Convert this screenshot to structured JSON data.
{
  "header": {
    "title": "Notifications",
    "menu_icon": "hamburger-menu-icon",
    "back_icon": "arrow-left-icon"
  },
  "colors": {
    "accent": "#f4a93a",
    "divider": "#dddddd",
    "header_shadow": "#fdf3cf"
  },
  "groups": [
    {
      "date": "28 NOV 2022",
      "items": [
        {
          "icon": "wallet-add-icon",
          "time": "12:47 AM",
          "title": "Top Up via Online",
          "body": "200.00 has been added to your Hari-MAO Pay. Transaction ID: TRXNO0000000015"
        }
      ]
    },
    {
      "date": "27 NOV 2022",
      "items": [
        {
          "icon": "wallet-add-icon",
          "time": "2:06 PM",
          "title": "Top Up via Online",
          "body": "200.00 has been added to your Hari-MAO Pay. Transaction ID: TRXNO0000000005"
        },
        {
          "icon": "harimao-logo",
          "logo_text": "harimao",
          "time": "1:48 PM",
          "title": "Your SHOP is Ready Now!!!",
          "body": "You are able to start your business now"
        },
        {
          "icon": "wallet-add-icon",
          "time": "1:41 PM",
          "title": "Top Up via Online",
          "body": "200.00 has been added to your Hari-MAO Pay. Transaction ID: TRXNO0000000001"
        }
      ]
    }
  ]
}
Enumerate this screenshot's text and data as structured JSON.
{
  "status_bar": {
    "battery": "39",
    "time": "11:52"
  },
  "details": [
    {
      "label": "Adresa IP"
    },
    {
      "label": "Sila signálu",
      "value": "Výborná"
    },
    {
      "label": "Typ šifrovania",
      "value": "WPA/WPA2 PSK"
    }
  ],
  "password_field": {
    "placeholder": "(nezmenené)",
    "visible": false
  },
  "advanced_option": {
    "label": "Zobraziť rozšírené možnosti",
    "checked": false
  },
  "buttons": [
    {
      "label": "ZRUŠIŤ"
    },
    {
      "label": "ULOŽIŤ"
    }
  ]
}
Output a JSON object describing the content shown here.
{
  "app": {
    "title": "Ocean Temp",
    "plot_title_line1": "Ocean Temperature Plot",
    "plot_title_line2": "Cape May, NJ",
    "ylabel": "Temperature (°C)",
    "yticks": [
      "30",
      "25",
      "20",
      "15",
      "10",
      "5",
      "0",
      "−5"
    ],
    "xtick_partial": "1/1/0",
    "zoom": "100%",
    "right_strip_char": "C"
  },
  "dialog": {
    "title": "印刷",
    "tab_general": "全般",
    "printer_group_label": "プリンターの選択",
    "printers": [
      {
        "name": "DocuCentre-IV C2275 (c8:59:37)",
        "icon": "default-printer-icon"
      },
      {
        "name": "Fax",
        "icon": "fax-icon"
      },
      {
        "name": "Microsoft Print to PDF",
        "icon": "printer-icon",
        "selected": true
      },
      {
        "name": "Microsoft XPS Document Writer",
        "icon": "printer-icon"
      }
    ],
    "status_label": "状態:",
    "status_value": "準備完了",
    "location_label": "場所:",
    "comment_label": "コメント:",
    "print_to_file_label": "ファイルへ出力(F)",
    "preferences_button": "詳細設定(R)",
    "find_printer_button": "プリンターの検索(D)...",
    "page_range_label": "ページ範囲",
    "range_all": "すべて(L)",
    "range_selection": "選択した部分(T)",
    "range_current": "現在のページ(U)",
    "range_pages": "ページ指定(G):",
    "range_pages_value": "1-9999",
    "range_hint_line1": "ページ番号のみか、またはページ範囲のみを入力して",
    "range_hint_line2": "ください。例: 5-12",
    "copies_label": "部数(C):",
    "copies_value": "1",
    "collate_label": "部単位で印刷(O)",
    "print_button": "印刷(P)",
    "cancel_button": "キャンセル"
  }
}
*****
Give a word-for-word copy of the records.

**Result of the exercise**:
Convert this screenshot to structured JSON data.
{
  "header": {
    "title": "Notifications",
    "menu_icon": "hamburger-menu-icon",
    "back_icon": "arrow-left-icon"
  },
  "colors": {
    "accent": "#f4a93a",
    "divider": "#dddddd",
    "header_shadow": "#fdf3cf"
  },
  "groups": [
    {
      "date": "28 NOV 2022",
      "items": [
        {
          "icon": "wallet-add-icon",
          "time": "12:47 AM",
          "title": "Top Up via Online",
          "body": "200.00 has been added to your Hari-MAO Pay. Transaction ID: TRXNO0000000015"
        }
      ]
    },
    {
      "date": "27 NOV 2022",
      "items": [
        {
          "icon": "wallet-add-icon",
          "time": "2:06 PM",
          "title": "Top Up via Online",
          "body": "200.00 has been added to your Hari-MAO Pay. Transaction ID: TRXNO0000000005"
        },
        {
          "icon": "harimao-logo",
          "logo_text": "harimao",
          "time": "1:48 PM",
          "title": "Your SHOP is Ready Now!!!",
          "body": "You are able to start your business now"
        },
        {
          "icon": "wallet-add-icon",
          "time": "1:41 PM",
          "title": "Top Up via Online",
          "body": "200.00 has been added to your Hari-MAO Pay. Transaction ID: TRXNO0000000001"
        }
      ]
    }
  ]
}
Enumerate this screenshot's text and data as structured JSON.
{
  "status_bar": {
    "battery": "39",
    "time": "11:52"
  },
  "details": [
    {
      "label": "Adresa IP"
    },
    {
      "label": "Sila signálu",
      "value": "Výborná"
    },
    {
      "label": "Typ šifrovania",
      "value": "WPA/WPA2 PSK"
    }
  ],
  "password_field": {
    "placeholder": "(nezmenené)",
    "visible": false
  },
  "advanced_option": {
    "label": "Zobraziť rozšírené možnosti",
    "checked": false
  },
  "buttons": [
    {
      "label": "ZRUŠIŤ"
    },
    {
      "label": "ULOŽIŤ"
    }
  ]
}
Output a JSON object describing the content shown here.
{
  "app": {
    "title": "Ocean Temp",
    "plot_title_line1": "Ocean Temperature Plot",
    "plot_title_line2": "Cape May, NJ",
    "ylabel": "Temperature (°C)",
    "yticks": [
      "30",
      "25",
      "20",
      "15",
      "10",
      "5",
      "0",
      "−5"
    ],
    "xtick_partial": "1/1/0",
    "zoom": "100%",
    "right_strip_char": "C"
  },
  "dialog": {
    "title": "印刷",
    "tab_general": "全般",
    "printer_group_label": "プリンターの選択",
    "printers": [
      {
        "name": "DocuCentre-IV C2275 (c8:59:37)",
        "icon": "default-printer-icon"
      },
      {
        "name": "Fax",
        "icon": "fax-icon"
      },
      {
        "name": "Microsoft Print to PDF",
        "icon": "printer-icon",
        "selected": true
      },
      {
        "name": "Microsoft XPS Document Writer",
        "icon": "printer-icon"
      }
    ],
    "status_label": "状態:",
    "status_value": "準備完了",
    "location_label": "場所:",
    "comment_label": "コメント:",
    "print_to_file_label": "ファイルへ出力(F)",
    "preferences_button": "詳細設定(R)",
    "find_printer_button": "プリンターの検索(D)...",
    "page_range_label": "ページ範囲",
    "range_all": "すべて(L)",
    "range_selection": "選択した部分(T)",
    "range_current": "現在のページ(U)",
    "range_pages": "ページ指定(G):",
    "range_pages_value": "1-9999",
    "range_hint_line1": "ページ番号のみか、またはページ範囲のみを入力して",
    "range_hint_line2": "ください。例: 5-12",
    "copies_label": "部数(C):",
    "copies_value": "1",
    "collate_label": "部単位で印刷(O)",
    "print_button": "印刷(P)",
    "cancel_button": "キャンセル"
  }
}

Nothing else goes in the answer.